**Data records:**
════
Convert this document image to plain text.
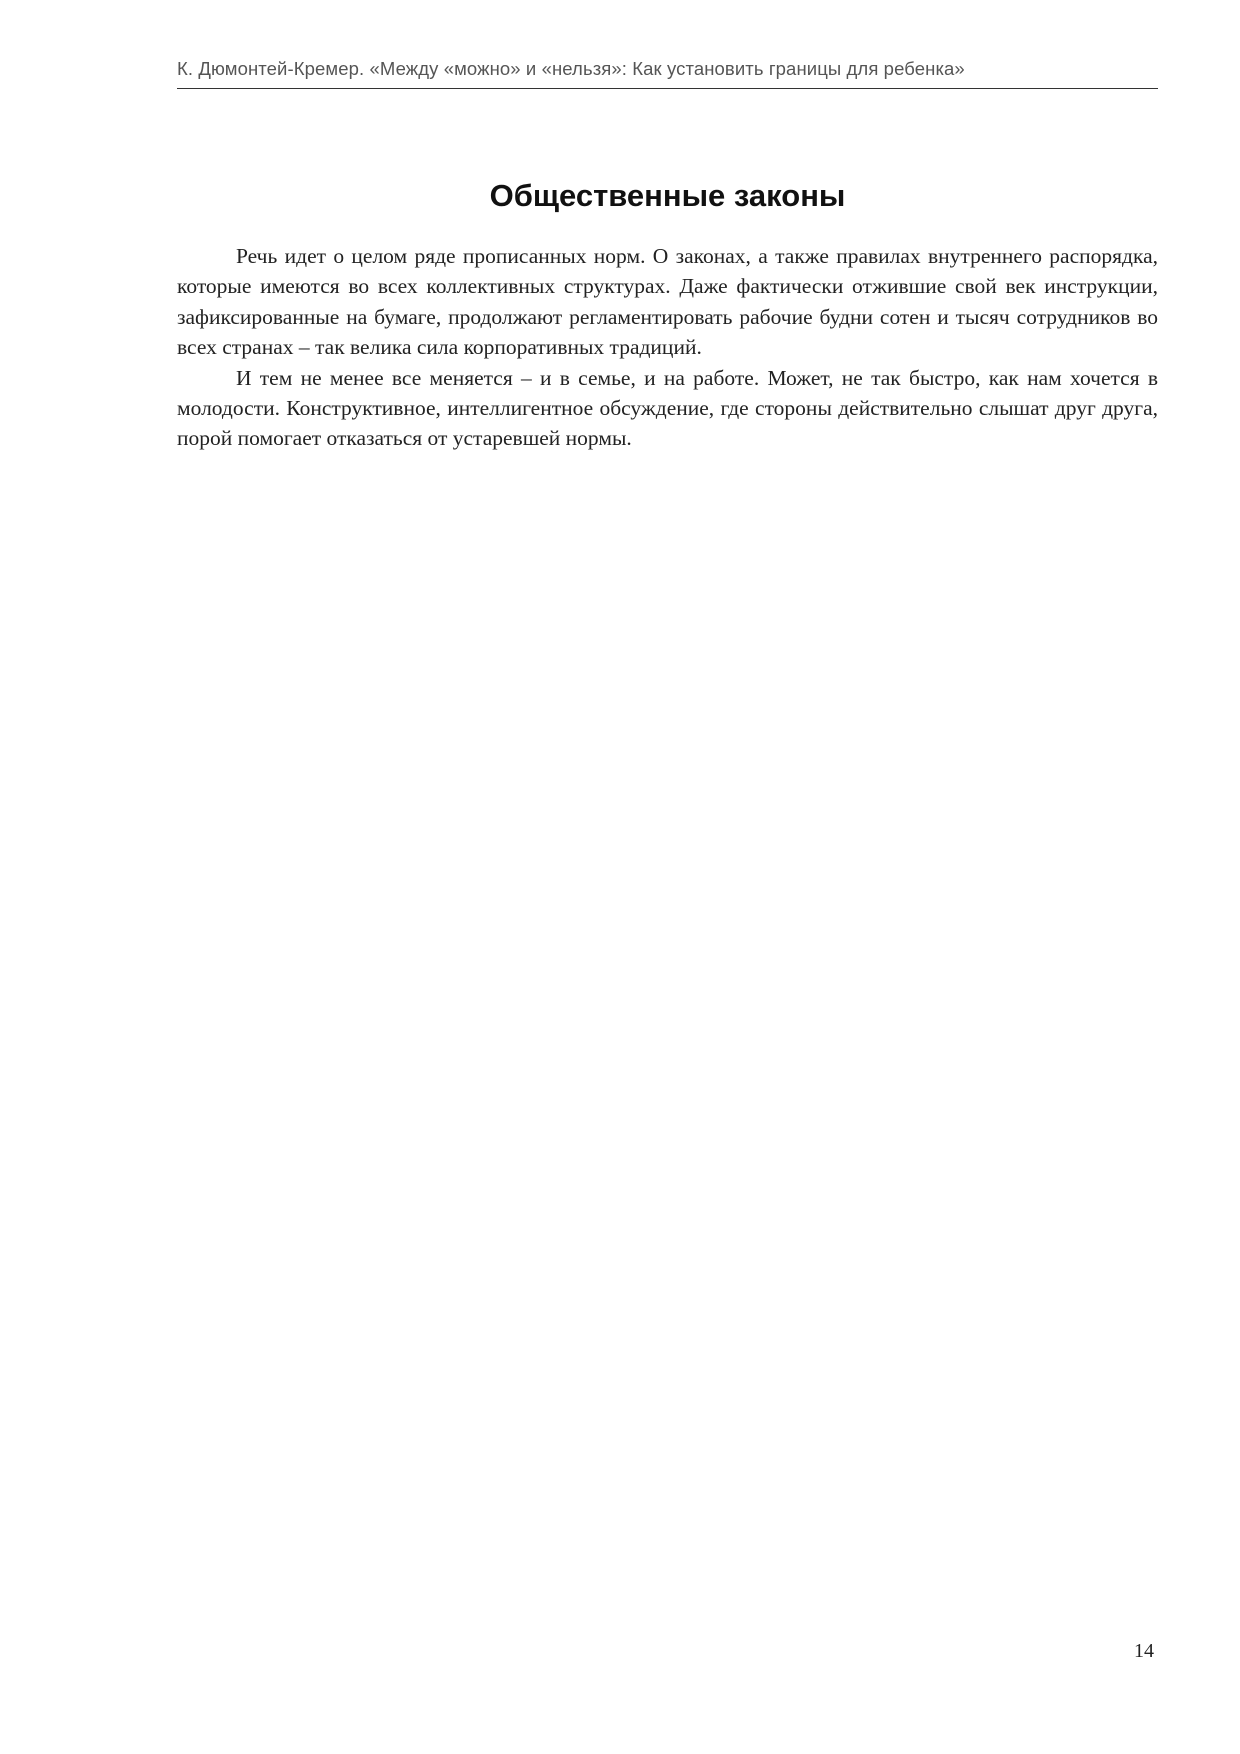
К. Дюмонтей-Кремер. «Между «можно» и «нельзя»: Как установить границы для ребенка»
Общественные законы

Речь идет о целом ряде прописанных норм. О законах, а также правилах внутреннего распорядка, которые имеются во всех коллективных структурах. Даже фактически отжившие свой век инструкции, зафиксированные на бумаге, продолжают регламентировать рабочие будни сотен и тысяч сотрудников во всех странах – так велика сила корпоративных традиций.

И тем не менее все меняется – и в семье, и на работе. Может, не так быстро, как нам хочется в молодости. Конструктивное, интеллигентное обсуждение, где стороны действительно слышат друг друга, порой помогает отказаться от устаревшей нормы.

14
════
Retype each line of the listing above word for word. Exclude the pictures.

Convert this document image to plain text.
К. Дюмонтей-Кремер. «Между «можно» и «нельзя»: Как установить границы для ребенка»
Общественные законы

Речь идет о целом ряде прописанных норм. О законах, а также правилах внутреннего распорядка, которые имеются во всех коллективных структурах. Даже фактически отжившие свой век инструкции, зафиксированные на бумаге, продолжают регламентировать рабочие будни сотен и тысяч сотрудников во всех странах – так велика сила корпоративных традиций.

И тем не менее все меняется – и в семье, и на работе. Может, не так быстро, как нам хочется в молодости. Конструктивное, интеллигентное обсуждение, где стороны действительно слышат друг друга, порой помогает отказаться от устаревшей нормы.

14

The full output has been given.